Objective —
Please write out the material that follows, exactly as it stands.

Data shown —

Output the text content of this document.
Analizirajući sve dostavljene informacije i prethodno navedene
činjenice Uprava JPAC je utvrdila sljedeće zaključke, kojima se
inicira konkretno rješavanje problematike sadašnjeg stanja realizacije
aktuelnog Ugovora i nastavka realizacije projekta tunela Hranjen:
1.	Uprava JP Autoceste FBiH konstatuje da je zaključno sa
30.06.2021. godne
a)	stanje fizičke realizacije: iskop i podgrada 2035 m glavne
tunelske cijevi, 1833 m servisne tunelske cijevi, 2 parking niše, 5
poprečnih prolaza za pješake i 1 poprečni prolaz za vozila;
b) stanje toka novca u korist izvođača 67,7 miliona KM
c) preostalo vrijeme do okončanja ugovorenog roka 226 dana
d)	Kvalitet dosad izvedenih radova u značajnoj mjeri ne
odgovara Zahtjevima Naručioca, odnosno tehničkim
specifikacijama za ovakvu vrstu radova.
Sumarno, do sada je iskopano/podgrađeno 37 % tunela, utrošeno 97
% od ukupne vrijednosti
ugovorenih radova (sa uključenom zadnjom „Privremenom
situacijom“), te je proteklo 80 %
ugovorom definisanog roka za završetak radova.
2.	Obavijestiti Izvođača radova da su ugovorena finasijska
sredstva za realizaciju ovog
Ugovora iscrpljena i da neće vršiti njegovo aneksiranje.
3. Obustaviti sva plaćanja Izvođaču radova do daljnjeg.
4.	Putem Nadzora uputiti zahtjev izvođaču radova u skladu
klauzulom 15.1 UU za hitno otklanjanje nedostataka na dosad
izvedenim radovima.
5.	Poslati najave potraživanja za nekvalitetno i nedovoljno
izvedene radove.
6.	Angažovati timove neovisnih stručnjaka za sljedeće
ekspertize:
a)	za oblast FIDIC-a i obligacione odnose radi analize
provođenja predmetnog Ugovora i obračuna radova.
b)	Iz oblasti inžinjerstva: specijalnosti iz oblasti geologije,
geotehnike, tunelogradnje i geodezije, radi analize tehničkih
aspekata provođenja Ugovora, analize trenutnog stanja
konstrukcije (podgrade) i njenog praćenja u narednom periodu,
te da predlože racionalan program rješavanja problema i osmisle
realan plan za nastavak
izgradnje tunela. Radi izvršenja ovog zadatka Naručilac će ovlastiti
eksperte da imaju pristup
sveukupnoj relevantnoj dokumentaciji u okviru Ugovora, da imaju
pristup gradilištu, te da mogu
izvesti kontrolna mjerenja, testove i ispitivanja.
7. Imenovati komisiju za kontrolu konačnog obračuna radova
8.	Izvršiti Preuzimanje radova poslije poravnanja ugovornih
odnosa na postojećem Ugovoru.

Exercise result —
Output the text content of this document.
Analizirajući sve dostavljene informacije i prethodno navedene
činjenice Uprava JPAC je utvrdila sljedeće zaključke, kojima se
inicira konkretno rješavanje problematike sadašnjeg stanja realizacije
aktuelnog Ugovora i nastavka realizacije projekta tunela Hranjen:
1.	Uprava JP Autoceste FBiH konstatuje da je zaključno sa
30.06.2021. godne
a)	stanje fizičke realizacije: iskop i podgrada 2035 m glavne
tunelske cijevi, 1833 m servisne tunelske cijevi, 2 parking niše, 5
poprečnih prolaza za pješake i 1 poprečni prolaz za vozila;
b) stanje toka novca u korist izvođača 67,7 miliona KM
c) preostalo vrijeme do okončanja ugovorenog roka 226 dana
d)	Kvalitet dosad izvedenih radova u značajnoj mjeri ne
odgovara Zahtjevima Naručioca, odnosno tehničkim
specifikacijama za ovakvu vrstu radova.
Sumarno, do sada je iskopano/podgrađeno 37 % tunela, utrošeno 97
% od ukupne vrijednosti
ugovorenih radova (sa uključenom zadnjom „Privremenom
situacijom“), te je proteklo 80 %
ugovorom definisanog roka za završetak radova.
2.	Obavijestiti Izvođača radova da su ugovorena finasijska
sredstva za realizaciju ovog
Ugovora iscrpljena i da neće vršiti njegovo aneksiranje.
3. Obustaviti sva plaćanja Izvođaču radova do daljnjeg.
4.	Putem Nadzora uputiti zahtjev izvođaču radova u skladu
klauzulom 15.1 UU za hitno otklanjanje nedostataka na dosad
izvedenim radovima.
5.	Poslati najave potraživanja za nekvalitetno i nedovoljno
izvedene radove.
6.	Angažovati timove neovisnih stručnjaka za sljedeće
ekspertize:
a)	za oblast FIDIC-a i obligacione odnose radi analize
provođenja predmetnog Ugovora i obračuna radova.
b)	Iz oblasti inžinjerstva: specijalnosti iz oblasti geologije,
geotehnike, tunelogradnje i geodezije, radi analize tehničkih
aspekata provođenja Ugovora, analize trenutnog stanja
konstrukcije (podgrade) i njenog praćenja u narednom periodu,
te da predlože racionalan program rješavanja problema i osmisle
realan plan za nastavak
izgradnje tunela. Radi izvršenja ovog zadatka Naručilac će ovlastiti
eksperte da imaju pristup
sveukupnoj relevantnoj dokumentaciji u okviru Ugovora, da imaju
pristup gradilištu, te da mogu
izvesti kontrolna mjerenja, testove i ispitivanja.
7. Imenovati komisiju za kontrolu konačnog obračuna radova
8.	Izvršiti Preuzimanje radova poslije poravnanja ugovornih
odnosa na postojećem Ugovoru.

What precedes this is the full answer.